Exercise objective: Every line below must be reproduced exactly. Copy them all.

Listed records:
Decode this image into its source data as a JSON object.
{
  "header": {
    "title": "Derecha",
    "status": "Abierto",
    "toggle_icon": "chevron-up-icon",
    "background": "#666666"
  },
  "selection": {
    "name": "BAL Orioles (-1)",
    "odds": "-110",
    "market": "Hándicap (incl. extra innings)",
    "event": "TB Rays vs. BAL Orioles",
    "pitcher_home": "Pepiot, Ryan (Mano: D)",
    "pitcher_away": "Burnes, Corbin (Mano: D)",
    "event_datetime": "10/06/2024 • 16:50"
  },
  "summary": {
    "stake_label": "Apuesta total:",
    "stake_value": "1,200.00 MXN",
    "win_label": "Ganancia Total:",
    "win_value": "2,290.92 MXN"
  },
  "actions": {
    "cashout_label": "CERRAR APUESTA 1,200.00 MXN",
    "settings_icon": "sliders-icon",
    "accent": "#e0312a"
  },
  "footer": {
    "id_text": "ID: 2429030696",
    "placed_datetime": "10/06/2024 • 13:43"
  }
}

Worked solution:
Decode this image into its source data as a JSON object.
{
  "header": {
    "title": "Derecha",
    "status": "Abierto",
    "toggle_icon": "chevron-up-icon",
    "background": "#666666"
  },
  "selection": {
    "name": "BAL Orioles (-1)",
    "odds": "-110",
    "market": "Hándicap (incl. extra innings)",
    "event": "TB Rays vs. BAL Orioles",
    "pitcher_home": "Pepiot, Ryan (Mano: D)",
    "pitcher_away": "Burnes, Corbin (Mano: D)",
    "event_datetime": "10/06/2024 • 16:50"
  },
  "summary": {
    "stake_label": "Apuesta total:",
    "stake_value": "1,200.00 MXN",
    "win_label": "Ganancia Total:",
    "win_value": "2,290.92 MXN"
  },
  "actions": {
    "cashout_label": "CERRAR APUESTA 1,200.00 MXN",
    "settings_icon": "sliders-icon",
    "accent": "#e0312a"
  },
  "footer": {
    "id_text": "ID: 2429030696",
    "placed_datetime": "10/06/2024 • 13:43"
  }
}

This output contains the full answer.